Short task. Without changing a character, return the entries, but not the images they hold.

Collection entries
........

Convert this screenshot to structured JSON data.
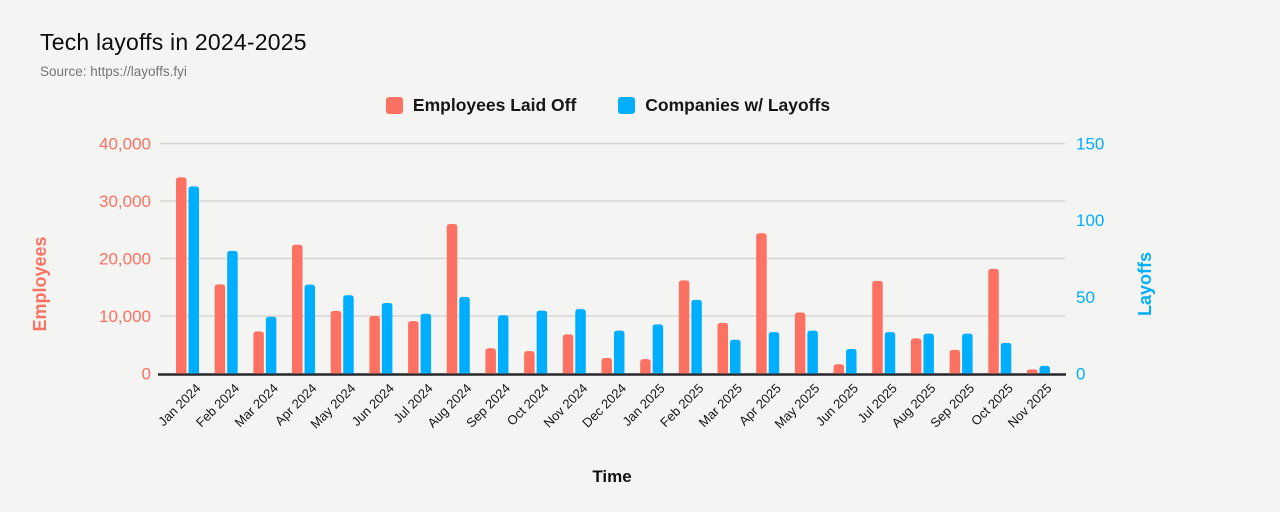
{
  "header": {
    "title": "Tech layoffs in 2024-2025",
    "source": "Source: https://layoffs.fyi"
  },
  "legend": {
    "items": [
      {
        "label": "Employees Laid Off",
        "color": "#fc7162"
      },
      {
        "label": "Companies w/ Layoffs",
        "color": "#00aeff"
      }
    ]
  },
  "chart_data": {
    "type": "bar",
    "title": "Tech layoffs in 2024-2025",
    "subtitle": "Source: https://layoffs.fyi",
    "xlabel": "Time",
    "grid": true,
    "legend_position": "top",
    "left_axis": {
      "label": "Employees",
      "color": "#fc7162",
      "min": 0,
      "max": 40000,
      "ticks": [
        {
          "value": 0,
          "label": "0"
        },
        {
          "value": 10000,
          "label": "10,000"
        },
        {
          "value": 20000,
          "label": "20,000"
        },
        {
          "value": 30000,
          "label": "30,000"
        },
        {
          "value": 40000,
          "label": "40,000"
        }
      ]
    },
    "right_axis": {
      "label": "Layoffs",
      "color": "#00aeff",
      "min": 0,
      "max": 150,
      "ticks": [
        {
          "value": 0,
          "label": "0"
        },
        {
          "value": 50,
          "label": "50"
        },
        {
          "value": 100,
          "label": "100"
        },
        {
          "value": 150,
          "label": "150"
        }
      ]
    },
    "categories": [
      "Jan 2024",
      "Feb 2024",
      "Mar 2024",
      "Apr 2024",
      "May 2024",
      "Jun 2024",
      "Jul 2024",
      "Aug 2024",
      "Sep 2024",
      "Oct 2024",
      "Nov 2024",
      "Dec 2024",
      "Jan 2025",
      "Feb 2025",
      "Mar 2025",
      "Apr 2025",
      "May 2025",
      "Jun 2025",
      "Jul 2025",
      "Aug 2025",
      "Sep 2025",
      "Oct 2025",
      "Nov 2025"
    ],
    "series": [
      {
        "name": "Employees Laid Off",
        "axis": "left",
        "color": "#fc7162",
        "values": [
          34100,
          15500,
          7300,
          22400,
          10900,
          10000,
          9100,
          26000,
          4400,
          3900,
          6800,
          2700,
          2500,
          16200,
          8800,
          24400,
          10600,
          1600,
          16100,
          6100,
          4100,
          18200,
          700
        ]
      },
      {
        "name": "Companies w/ Layoffs",
        "axis": "right",
        "color": "#00aeff",
        "values": [
          122,
          80,
          37,
          58,
          51,
          46,
          39,
          50,
          38,
          41,
          42,
          28,
          32,
          48,
          22,
          27,
          28,
          16,
          27,
          26,
          26,
          20,
          5
        ]
      }
    ]
  }
}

........

Expected answer.
Convert this screenshot to structured JSON data.
{
  "header": {
    "title": "Tech layoffs in 2024-2025",
    "source": "Source: https://layoffs.fyi"
  },
  "legend": {
    "items": [
      {
        "label": "Employees Laid Off",
        "color": "#fc7162"
      },
      {
        "label": "Companies w/ Layoffs",
        "color": "#00aeff"
      }
    ]
  },
  "chart_data": {
    "type": "bar",
    "title": "Tech layoffs in 2024-2025",
    "subtitle": "Source: https://layoffs.fyi",
    "xlabel": "Time",
    "grid": true,
    "legend_position": "top",
    "left_axis": {
      "label": "Employees",
      "color": "#fc7162",
      "min": 0,
      "max": 40000,
      "ticks": [
        {
          "value": 0,
          "label": "0"
        },
        {
          "value": 10000,
          "label": "10,000"
        },
        {
          "value": 20000,
          "label": "20,000"
        },
        {
          "value": 30000,
          "label": "30,000"
        },
        {
          "value": 40000,
          "label": "40,000"
        }
      ]
    },
    "right_axis": {
      "label": "Layoffs",
      "color": "#00aeff",
      "min": 0,
      "max": 150,
      "ticks": [
        {
          "value": 0,
          "label": "0"
        },
        {
          "value": 50,
          "label": "50"
        },
        {
          "value": 100,
          "label": "100"
        },
        {
          "value": 150,
          "label": "150"
        }
      ]
    },
    "categories": [
      "Jan 2024",
      "Feb 2024",
      "Mar 2024",
      "Apr 2024",
      "May 2024",
      "Jun 2024",
      "Jul 2024",
      "Aug 2024",
      "Sep 2024",
      "Oct 2024",
      "Nov 2024",
      "Dec 2024",
      "Jan 2025",
      "Feb 2025",
      "Mar 2025",
      "Apr 2025",
      "May 2025",
      "Jun 2025",
      "Jul 2025",
      "Aug 2025",
      "Sep 2025",
      "Oct 2025",
      "Nov 2025"
    ],
    "series": [
      {
        "name": "Employees Laid Off",
        "axis": "left",
        "color": "#fc7162",
        "values": [
          34100,
          15500,
          7300,
          22400,
          10900,
          10000,
          9100,
          26000,
          4400,
          3900,
          6800,
          2700,
          2500,
          16200,
          8800,
          24400,
          10600,
          1600,
          16100,
          6100,
          4100,
          18200,
          700
        ]
      },
      {
        "name": "Companies w/ Layoffs",
        "axis": "right",
        "color": "#00aeff",
        "values": [
          122,
          80,
          37,
          58,
          51,
          46,
          39,
          50,
          38,
          41,
          42,
          28,
          32,
          48,
          22,
          27,
          28,
          16,
          27,
          26,
          26,
          20,
          5
        ]
      }
    ]
  }
}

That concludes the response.